(Recorded data)
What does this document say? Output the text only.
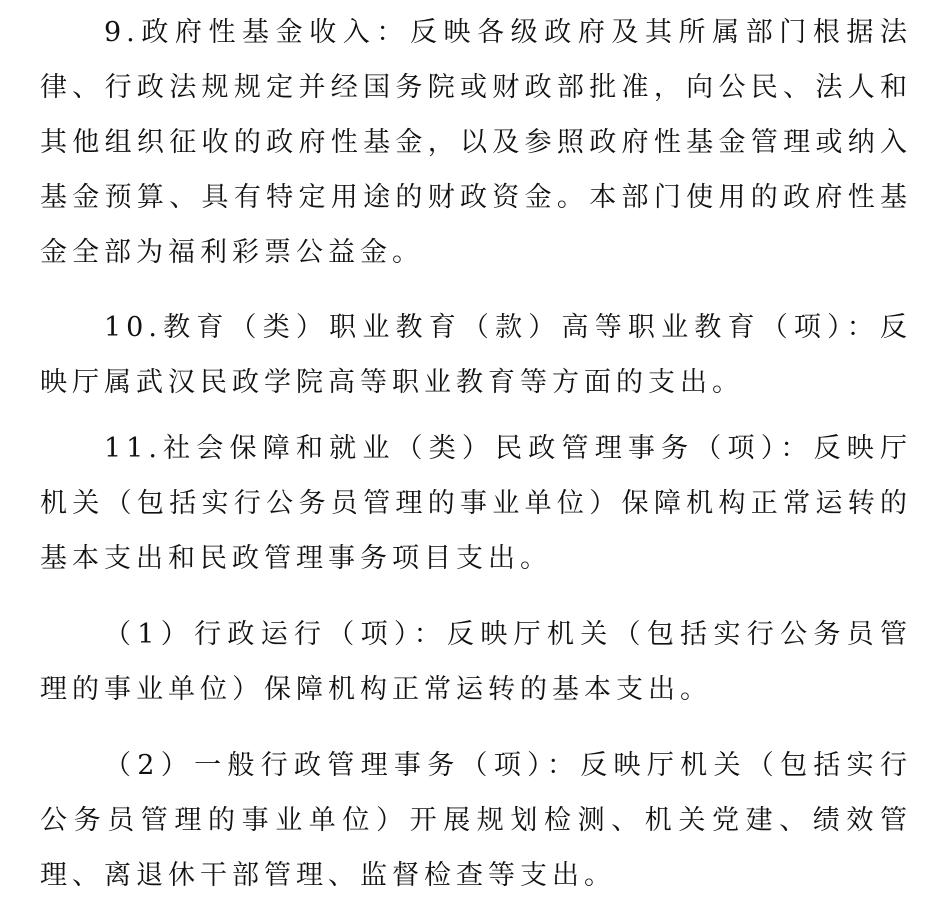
9.政府性基金收入：反映各级政府及其所属部门根据法律、行政法规规定并经国务院或财政部批准，向公民、法人和其他组织征收的政府性基金，以及参照政府性基金管理或纳入基金预算、具有特定用途的财政资金。本部门使用的政府性基金全部为福利彩票公益金。

10.教育（类）职业教育（款）高等职业教育（项）：反映厅属武汉民政学院高等职业教育等方面的支出。

11.社会保障和就业（类）民政管理事务（项）：反映厅机关（包括实行公务员管理的事业单位）保障机构正常运转的基本支出和民政管理事务项目支出。

（1）行政运行（项）：反映厅机关（包括实行公务员管理的事业单位）保障机构正常运转的基本支出。

（2）一般行政管理事务（项）：反映厅机关（包括实行公务员管理的事业单位）开展规划检测、机关党建、绩效管理、离退休干部管理、监督检查等支出。
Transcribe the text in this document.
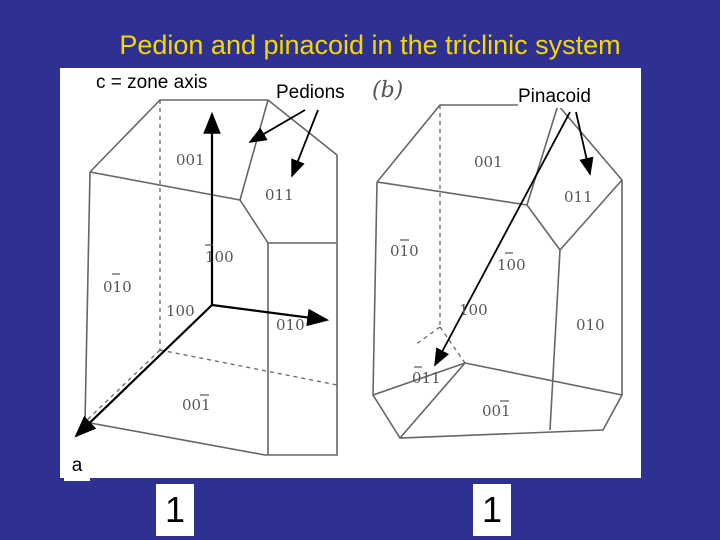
Pedion and pinacoid in the triclinic system
001
011
100
010
100
010
001
001
011
010
100
100
010
011
001
c = zone axis	Pedions (b)	Pinacoid
a
1	1
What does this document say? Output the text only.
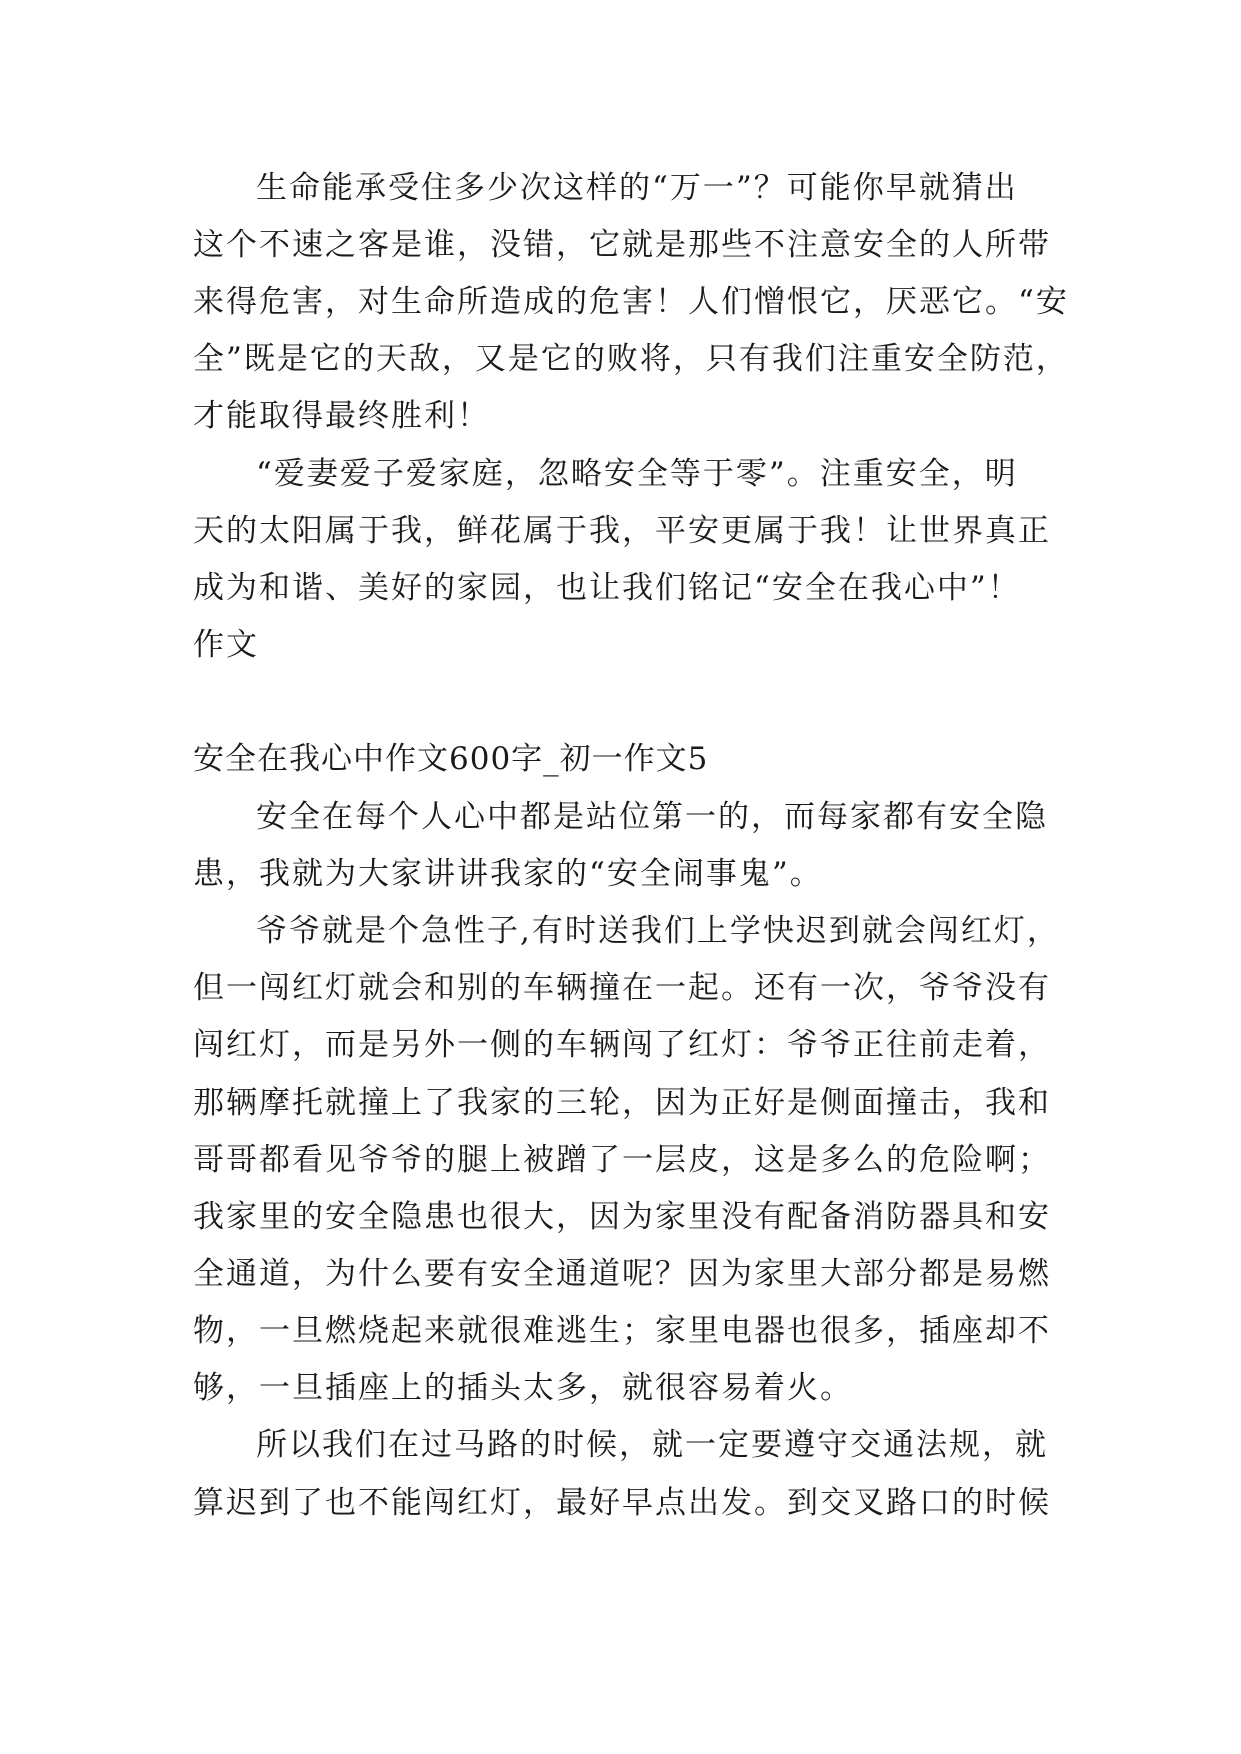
生命能承受住多少次这样的“万一”？可能你早就猜出
这个不速之客是谁，没错，它就是那些不注意安全的人所带
来得危害，对生命所造成的危害！人们憎恨它，厌恶它。“安
全”既是它的天敌，又是它的败将，只有我们注重安全防范，
才能取得最终胜利！
“爱妻爱子爱家庭，忽略安全等于零”。注重安全，明
天的太阳属于我，鲜花属于我，平安更属于我！让世界真正
成为和谐、美好的家园，也让我们铭记“安全在我心中”！
作文
安全在我心中作文600字_初一作文5
安全在每个人心中都是站位第一的，而每家都有安全隐
患，我就为大家讲讲我家的“安全闹事鬼”。
爷爷就是个急性子,有时送我们上学快迟到就会闯红灯，
但一闯红灯就会和别的车辆撞在一起。还有一次，爷爷没有
闯红灯，而是另外一侧的车辆闯了红灯：爷爷正往前走着，
那辆摩托就撞上了我家的三轮，因为正好是侧面撞击，我和
哥哥都看见爷爷的腿上被蹭了一层皮，这是多么的危险啊；
我家里的安全隐患也很大，因为家里没有配备消防器具和安
全通道，为什么要有安全通道呢？因为家里大部分都是易燃
物，一旦燃烧起来就很难逃生；家里电器也很多，插座却不
够，一旦插座上的插头太多，就很容易着火。
所以我们在过马路的时候，就一定要遵守交通法规，就
算迟到了也不能闯红灯，最好早点出发。到交叉路口的时候
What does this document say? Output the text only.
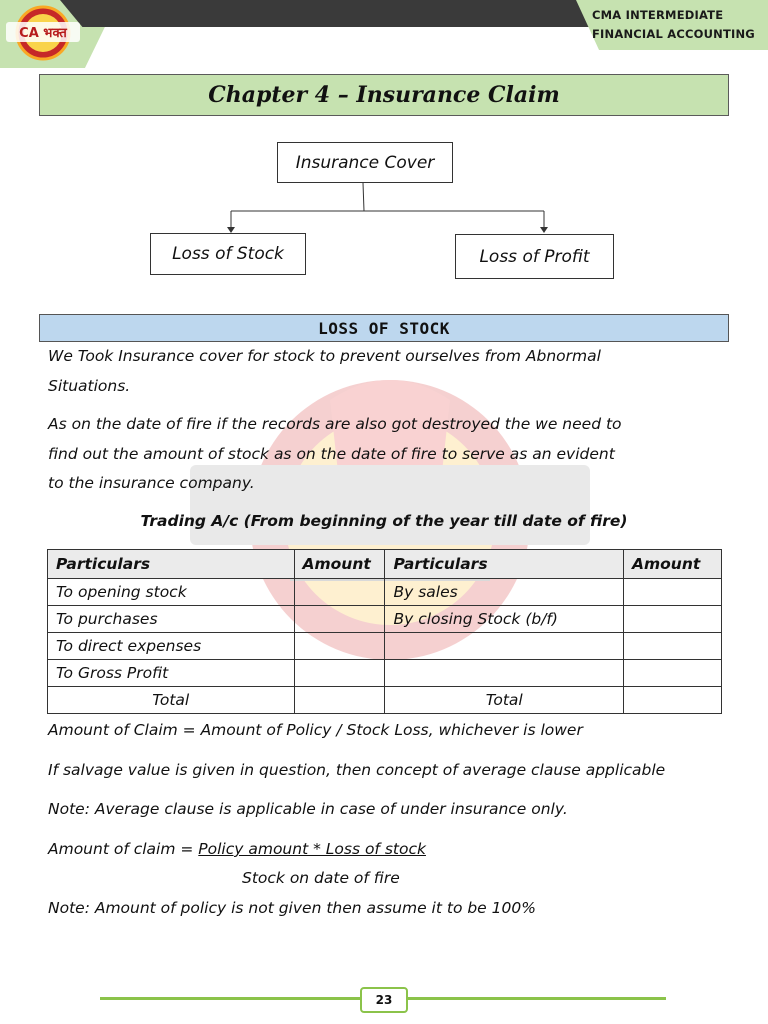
CMA INTERMEDIATE
FINANCIAL ACCOUNTING
CA भक्त
Chapter 4 – Insurance Claim
Insurance Cover
Loss of Stock	Loss of Profit
LOSS OF STOCK
We Took Insurance cover for stock to prevent ourselves from Abnormal
Situations.
As on the date of fire if the records are also got destroyed the we need to
find out the amount of stock as on the date of fire to serve as an evident
to the insurance company.
Trading A/c (From beginning of the year till date of fire)
Particulars	Amount	Particulars	Amount
To opening stock		By sales	
To purchases		By closing Stock (b/f)	
To direct expenses			
To Gross Profit			
Total		Total	
Amount of Claim = Amount of Policy / Stock Loss, whichever is lower
If salvage value is given in question, then concept of average clause applicable
Note: Average clause is applicable in case of under insurance only.
Amount of claim = Policy amount * Loss of stock
Stock on date of fire
Note: Amount of policy is not given then assume it to be 100%
23
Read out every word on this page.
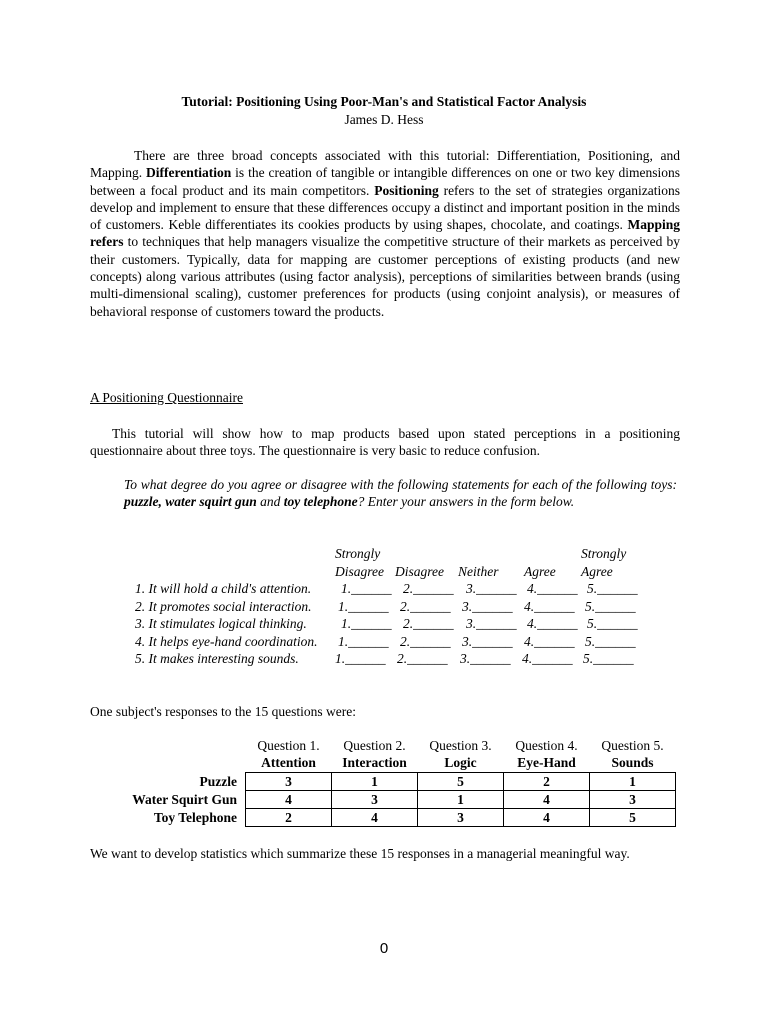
Tutorial: Positioning Using Poor-Man's and Statistical Factor Analysis
James D. Hess

There are three broad concepts associated with this tutorial: Differentiation, Positioning, and Mapping. Differentiation is the creation of tangible or intangible differences on one or two key dimensions between a focal product and its main competitors. Positioning refers to the set of strategies organizations develop and implement to ensure that these differences occupy a distinct and important position in the minds of customers. Keble differentiates its cookies products by using shapes, chocolate, and coatings. Mapping refers to techniques that help managers visualize the competitive structure of their markets as perceived by their customers. Typically, data for mapping are customer perceptions of existing products (and new concepts) along various attributes (using factor analysis), perceptions of similarities between brands (using multi-dimensional scaling), customer preferences for products (using conjoint analysis), or measures of behavioral response of customers toward the products.

A Positioning Questionnaire

This tutorial will show how to map products based upon stated perceptions in a positioning questionnaire about three toys. The questionnaire is very basic to reduce confusion.

To what degree do you agree or disagree with the following statements for each of the following toys: puzzle, water squirt gun and toy telephone? Enter your answers in the form below.

Strongly	Strongly
Disagree Disagree Neither Agree Agree
1. It will hold a child's attention. 1.______ 2.______ 3.______ 4.______ 5.______
2. It promotes social interaction. 1.______ 2.______ 3.______ 4.______ 5.______
3. It stimulates logical thinking.	1.______ 2.______ 3.______ 4.______ 5.______
4. It helps eye-hand coordination. 1.______ 2.______ 3.______ 4.______ 5.______
5. It makes interesting sounds.	1.______ 2.______ 3.______ 4.______ 5.______
One subject's responses to the 15 questions were:
	Question 1.	Question 2.	Question 3.	Question 4.	Question 5.
	Attention	Interaction	Logic	Eye-Hand	Sounds
Puzzle	3	1	5	2	1
Water Squirt Gun	4	3	1	4	3
Toy Telephone	2	4	3	4	5

We want to develop statistics which summarize these 15 responses in a managerial meaningful way.

0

== INSTRUCTIONS TO FOLLOW ==
Leave images out of the retyped records; keep all else exact.

== RESPONSE TO THIS EXERCISE ==
What does this document say? Output the text only.
9.政府性基金收入：反映各级政府及其所属部门根据法律、行政法规规定并经国务院或财政部批准，向公民、法人和其他组织征收的政府性基金，以及参照政府性基金管理或纳入基金预算、具有特定用途的财政资金。本部门使用的政府性基金全部为福利彩票公益金。

10.教育（类）职业教育（款）高等职业教育（项）：反映厅属武汉民政学院高等职业教育等方面的支出。

11.社会保障和就业（类）民政管理事务（项）：反映厅机关（包括实行公务员管理的事业单位）保障机构正常运转的基本支出和民政管理事务项目支出。

（1）行政运行（项）：反映厅机关（包括实行公务员管理的事业单位）保障机构正常运转的基本支出。

（2）一般行政管理事务（项）：反映厅机关（包括实行公务员管理的事业单位）开展规划检测、机关党建、绩效管理、离退休干部管理、监督检查等支出。
Transcribe the text in this document.
Pedion and pinacoid in the triclinic system
001
011
100
010
100
010
001
001
011
010
100
100
010
011
001
c = zone axis	Pedions (b)	Pinacoid
a
1	1
What does this document say? Output the text only.
生命能承受住多少次这样的“万一”？可能你早就猜出
这个不速之客是谁，没错，它就是那些不注意安全的人所带
来得危害，对生命所造成的危害！人们憎恨它，厌恶它。“安
全”既是它的天敌，又是它的败将，只有我们注重安全防范，
才能取得最终胜利！
“爱妻爱子爱家庭，忽略安全等于零”。注重安全，明
天的太阳属于我，鲜花属于我，平安更属于我！让世界真正
成为和谐、美好的家园，也让我们铭记“安全在我心中”！
作文
安全在我心中作文600字_初一作文5
安全在每个人心中都是站位第一的，而每家都有安全隐
患，我就为大家讲讲我家的“安全闹事鬼”。
爷爷就是个急性子,有时送我们上学快迟到就会闯红灯，
但一闯红灯就会和别的车辆撞在一起。还有一次，爷爷没有
闯红灯，而是另外一侧的车辆闯了红灯：爷爷正往前走着，
那辆摩托就撞上了我家的三轮，因为正好是侧面撞击，我和
哥哥都看见爷爷的腿上被蹭了一层皮，这是多么的危险啊；
我家里的安全隐患也很大，因为家里没有配备消防器具和安
全通道，为什么要有安全通道呢？因为家里大部分都是易燃
物，一旦燃烧起来就很难逃生；家里电器也很多，插座却不
够，一旦插座上的插头太多，就很容易着火。
所以我们在过马路的时候，就一定要遵守交通法规，就
算迟到了也不能闯红灯，最好早点出发。到交叉路口的时候
What does this document say? Output the text only.
CMA INTERMEDIATE
FINANCIAL ACCOUNTING
CA भक्त
Chapter 4 – Insurance Claim
Insurance Cover
Loss of Stock	Loss of Profit
LOSS OF STOCK
We Took Insurance cover for stock to prevent ourselves from Abnormal
Situations.
As on the date of fire if the records are also got destroyed the we need to
find out the amount of stock as on the date of fire to serve as an evident
to the insurance company.
Trading A/c (From beginning of the year till date of fire)
Particulars	Amount	Particulars	Amount
To opening stock		By sales	
To purchases		By closing Stock (b/f)	
To direct expenses			
To Gross Profit			
Total		Total	
Amount of Claim = Amount of Policy / Stock Loss, whichever is lower
If salvage value is given in question, then concept of average clause applicable
Note: Average clause is applicable in case of under insurance only.
Amount of claim = Policy amount * Loss of stock
Stock on date of fire
Note: Amount of policy is not given then assume it to be 100%
23
Read out every word on this page.
Tutorial: Positioning Using Poor-Man's and Statistical Factor Analysis
James D. Hess

There are three broad concepts associated with this tutorial: Differentiation, Positioning, and Mapping. Differentiation is the creation of tangible or intangible differences on one or two key dimensions between a focal product and its main competitors. Positioning refers to the set of strategies organizations develop and implement to ensure that these differences occupy a distinct and important position in the minds of customers. Keble differentiates its cookies products by using shapes, chocolate, and coatings. Mapping refers to techniques that help managers visualize the competitive structure of their markets as perceived by their customers. Typically, data for mapping are customer perceptions of existing products (and new concepts) along various attributes (using factor analysis), perceptions of similarities between brands (using multi-dimensional scaling), customer preferences for products (using conjoint analysis), or measures of behavioral response of customers toward the products.

A Positioning Questionnaire

This tutorial will show how to map products based upon stated perceptions in a positioning questionnaire about three toys. The questionnaire is very basic to reduce confusion.

To what degree do you agree or disagree with the following statements for each of the following toys: puzzle, water squirt gun and toy telephone? Enter your answers in the form below.

Strongly	Strongly
Disagree Disagree Neither Agree Agree
1. It will hold a child's attention. 1.______ 2.______ 3.______ 4.______ 5.______
2. It promotes social interaction. 1.______ 2.______ 3.______ 4.______ 5.______
3. It stimulates logical thinking.	1.______ 2.______ 3.______ 4.______ 5.______
4. It helps eye-hand coordination. 1.______ 2.______ 3.______ 4.______ 5.______
5. It makes interesting sounds.	1.______ 2.______ 3.______ 4.______ 5.______
One subject's responses to the 15 questions were:
	Question 1.	Question 2.	Question 3.	Question 4.	Question 5.
	Attention	Interaction	Logic	Eye-Hand	Sounds
Puzzle	3	1	5	2	1
Water Squirt Gun	4	3	1	4	3
Toy Telephone	2	4	3	4	5

We want to develop statistics which summarize these 15 responses in a managerial meaningful way.

0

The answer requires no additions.